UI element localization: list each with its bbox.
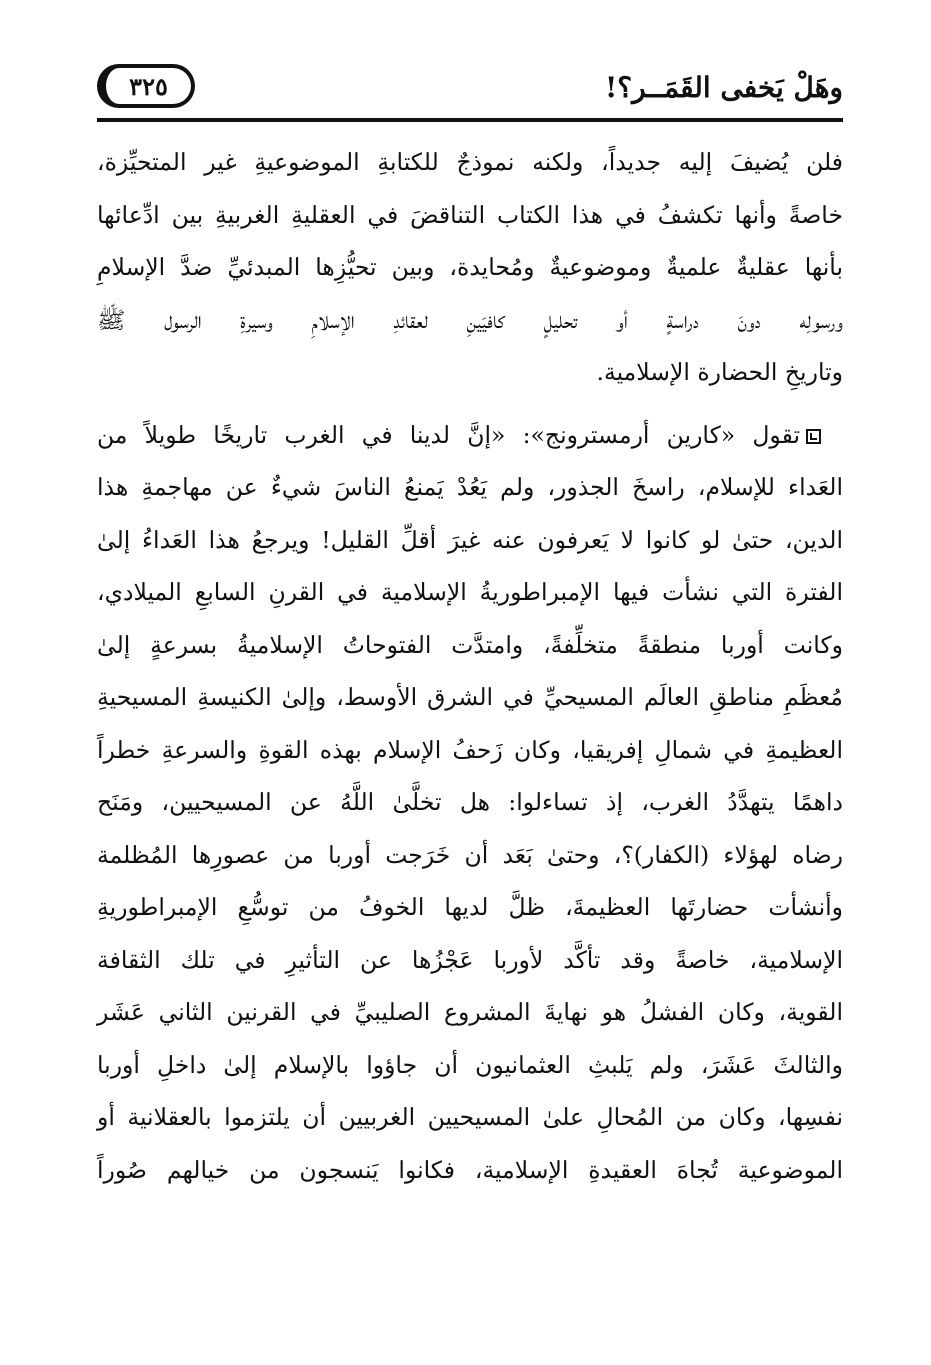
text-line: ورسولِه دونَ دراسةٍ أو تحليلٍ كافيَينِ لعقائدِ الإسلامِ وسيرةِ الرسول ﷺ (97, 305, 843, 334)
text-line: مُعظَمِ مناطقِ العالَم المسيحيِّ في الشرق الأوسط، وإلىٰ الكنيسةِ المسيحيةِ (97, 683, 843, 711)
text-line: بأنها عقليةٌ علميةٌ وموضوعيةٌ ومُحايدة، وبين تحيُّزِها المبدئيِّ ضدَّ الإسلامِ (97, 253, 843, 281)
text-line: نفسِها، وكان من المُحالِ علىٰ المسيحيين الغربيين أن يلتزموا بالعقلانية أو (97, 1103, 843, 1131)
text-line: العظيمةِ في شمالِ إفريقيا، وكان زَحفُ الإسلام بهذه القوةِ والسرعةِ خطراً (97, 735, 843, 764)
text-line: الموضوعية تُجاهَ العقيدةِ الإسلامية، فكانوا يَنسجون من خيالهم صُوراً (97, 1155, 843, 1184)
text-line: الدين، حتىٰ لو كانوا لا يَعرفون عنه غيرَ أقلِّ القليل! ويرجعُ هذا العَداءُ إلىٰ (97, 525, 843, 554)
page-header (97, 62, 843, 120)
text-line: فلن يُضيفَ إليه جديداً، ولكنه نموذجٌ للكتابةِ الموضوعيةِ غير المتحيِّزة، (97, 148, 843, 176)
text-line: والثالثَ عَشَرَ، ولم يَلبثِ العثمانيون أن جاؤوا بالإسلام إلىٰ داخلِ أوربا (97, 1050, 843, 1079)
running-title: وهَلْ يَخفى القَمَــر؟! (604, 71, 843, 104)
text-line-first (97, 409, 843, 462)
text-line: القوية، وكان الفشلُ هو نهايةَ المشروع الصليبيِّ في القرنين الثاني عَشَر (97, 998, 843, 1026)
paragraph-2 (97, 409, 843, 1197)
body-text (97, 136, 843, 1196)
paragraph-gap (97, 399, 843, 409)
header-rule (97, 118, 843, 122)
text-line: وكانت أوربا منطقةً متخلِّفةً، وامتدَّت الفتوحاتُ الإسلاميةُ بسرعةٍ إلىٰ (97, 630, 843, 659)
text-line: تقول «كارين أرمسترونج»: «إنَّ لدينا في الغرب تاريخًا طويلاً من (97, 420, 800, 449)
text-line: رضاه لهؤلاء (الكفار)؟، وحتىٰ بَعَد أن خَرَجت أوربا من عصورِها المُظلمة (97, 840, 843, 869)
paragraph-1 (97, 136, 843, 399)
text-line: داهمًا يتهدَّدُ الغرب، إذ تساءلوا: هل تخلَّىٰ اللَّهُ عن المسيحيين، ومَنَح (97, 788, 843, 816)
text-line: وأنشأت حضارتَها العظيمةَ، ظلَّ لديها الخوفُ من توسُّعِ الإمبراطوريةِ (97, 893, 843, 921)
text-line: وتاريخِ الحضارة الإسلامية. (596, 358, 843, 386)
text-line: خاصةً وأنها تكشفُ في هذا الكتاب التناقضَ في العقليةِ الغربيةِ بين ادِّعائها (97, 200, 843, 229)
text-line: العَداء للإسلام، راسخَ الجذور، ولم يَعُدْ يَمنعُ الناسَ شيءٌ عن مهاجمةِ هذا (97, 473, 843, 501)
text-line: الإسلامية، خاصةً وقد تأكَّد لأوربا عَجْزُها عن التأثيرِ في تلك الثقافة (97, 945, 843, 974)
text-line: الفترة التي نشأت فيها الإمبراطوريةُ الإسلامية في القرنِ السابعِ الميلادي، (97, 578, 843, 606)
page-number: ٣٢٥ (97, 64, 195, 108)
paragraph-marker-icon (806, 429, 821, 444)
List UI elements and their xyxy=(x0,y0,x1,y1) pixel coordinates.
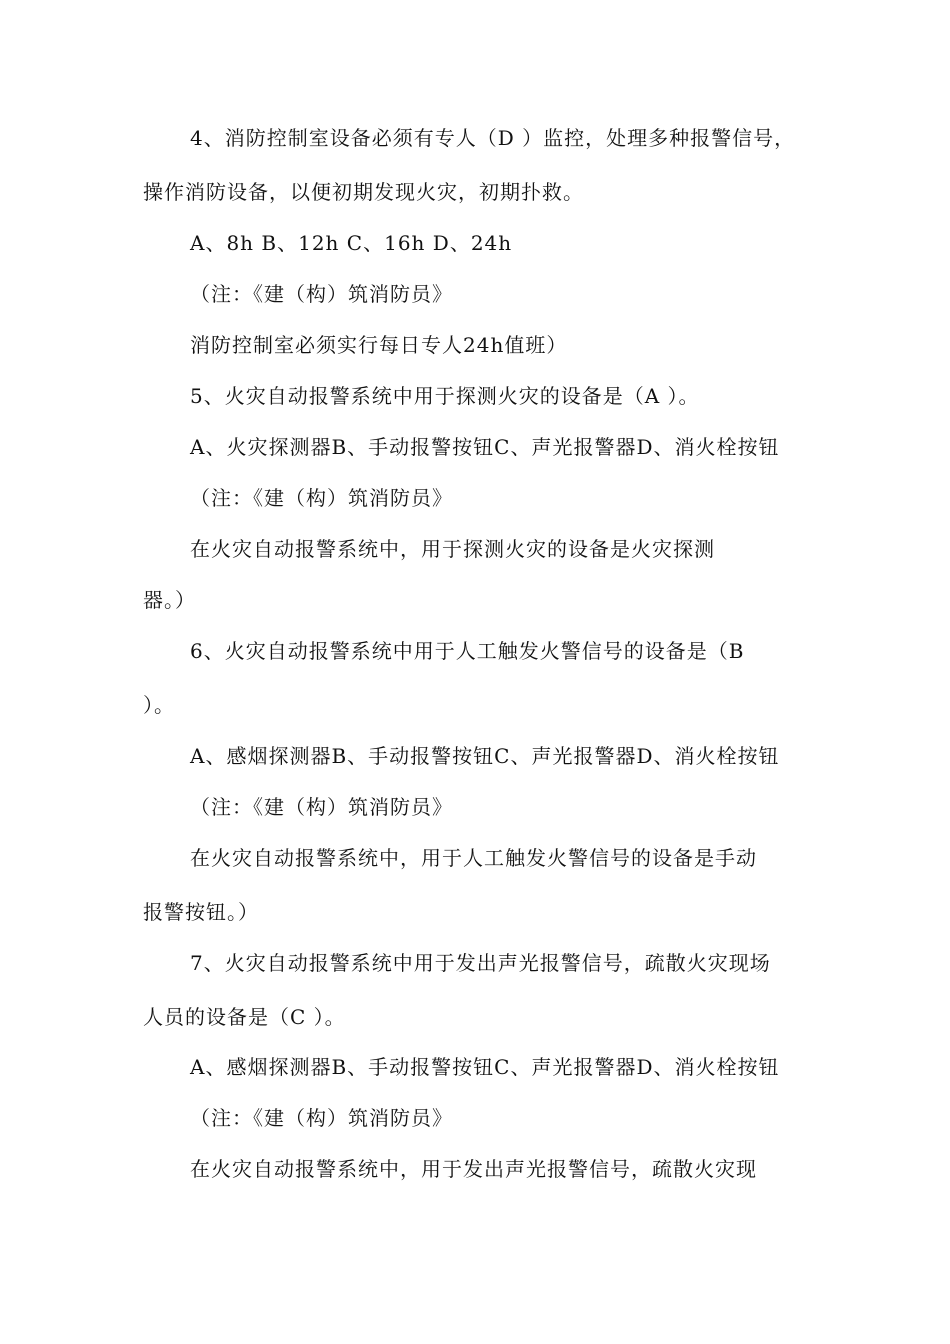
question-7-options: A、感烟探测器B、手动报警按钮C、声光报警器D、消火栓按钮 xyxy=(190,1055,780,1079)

* [What to produce] Copy all the records above word for word, leaving out the pictures.

* [Output for this task]
UI element localization: list each with its bbox.
text-line: ورسولِه دونَ دراسةٍ أو تحليلٍ كافيَينِ لعقائدِ الإسلامِ وسيرةِ الرسول ﷺ (97, 305, 843, 334)
text-line: مُعظَمِ مناطقِ العالَم المسيحيِّ في الشرق الأوسط، وإلىٰ الكنيسةِ المسيحيةِ (97, 683, 843, 711)
text-line: بأنها عقليةٌ علميةٌ وموضوعيةٌ ومُحايدة، وبين تحيُّزِها المبدئيِّ ضدَّ الإسلامِ (97, 253, 843, 281)
text-line: نفسِها، وكان من المُحالِ علىٰ المسيحيين الغربيين أن يلتزموا بالعقلانية أو (97, 1103, 843, 1131)
text-line: العظيمةِ في شمالِ إفريقيا، وكان زَحفُ الإسلام بهذه القوةِ والسرعةِ خطراً (97, 735, 843, 764)
text-line: الموضوعية تُجاهَ العقيدةِ الإسلامية، فكانوا يَنسجون من خيالهم صُوراً (97, 1155, 843, 1184)
text-line: الدين، حتىٰ لو كانوا لا يَعرفون عنه غيرَ أقلِّ القليل! ويرجعُ هذا العَداءُ إلىٰ (97, 525, 843, 554)
page-header (97, 62, 843, 120)
text-line: فلن يُضيفَ إليه جديداً، ولكنه نموذجٌ للكتابةِ الموضوعيةِ غير المتحيِّزة، (97, 148, 843, 176)
text-line: والثالثَ عَشَرَ، ولم يَلبثِ العثمانيون أن جاؤوا بالإسلام إلىٰ داخلِ أوربا (97, 1050, 843, 1079)
running-title: وهَلْ يَخفى القَمَــر؟! (604, 71, 843, 104)
text-line-first (97, 409, 843, 462)
text-line: القوية، وكان الفشلُ هو نهايةَ المشروع الصليبيِّ في القرنين الثاني عَشَر (97, 998, 843, 1026)
paragraph-2 (97, 409, 843, 1197)
body-text (97, 136, 843, 1196)
paragraph-gap (97, 399, 843, 409)
header-rule (97, 118, 843, 122)
text-line: وكانت أوربا منطقةً متخلِّفةً، وامتدَّت الفتوحاتُ الإسلاميةُ بسرعةٍ إلىٰ (97, 630, 843, 659)
text-line: تقول «كارين أرمسترونج»: «إنَّ لدينا في الغرب تاريخًا طويلاً من (97, 420, 800, 449)
text-line: رضاه لهؤلاء (الكفار)؟، وحتىٰ بَعَد أن خَرَجت أوربا من عصورِها المُظلمة (97, 840, 843, 869)
paragraph-1 (97, 136, 843, 399)
text-line: داهمًا يتهدَّدُ الغرب، إذ تساءلوا: هل تخلَّىٰ اللَّهُ عن المسيحيين، ومَنَح (97, 788, 843, 816)
text-line: وأنشأت حضارتَها العظيمةَ، ظلَّ لديها الخوفُ من توسُّعِ الإمبراطوريةِ (97, 893, 843, 921)
text-line: وتاريخِ الحضارة الإسلامية. (596, 358, 843, 386)
text-line: خاصةً وأنها تكشفُ في هذا الكتاب التناقضَ في العقليةِ الغربيةِ بين ادِّعائها (97, 200, 843, 229)
text-line: العَداء للإسلام، راسخَ الجذور، ولم يَعُدْ يَمنعُ الناسَ شيءٌ عن مهاجمةِ هذا (97, 473, 843, 501)
text-line: الإسلامية، خاصةً وقد تأكَّد لأوربا عَجْزُها عن التأثيرِ في تلك الثقافة (97, 945, 843, 974)
text-line: الفترة التي نشأت فيها الإمبراطوريةُ الإسلامية في القرنِ السابعِ الميلادي، (97, 578, 843, 606)
page-number: ٣٢٥ (97, 64, 195, 108)
paragraph-marker-icon (806, 429, 821, 444)
List UI elements and their xyxy=(x0,y0,x1,y1) pixel coordinates.
question-7-options: A、感烟探测器B、手动报警按钮C、声光报警器D、消火栓按钮 xyxy=(190,1055,780,1079)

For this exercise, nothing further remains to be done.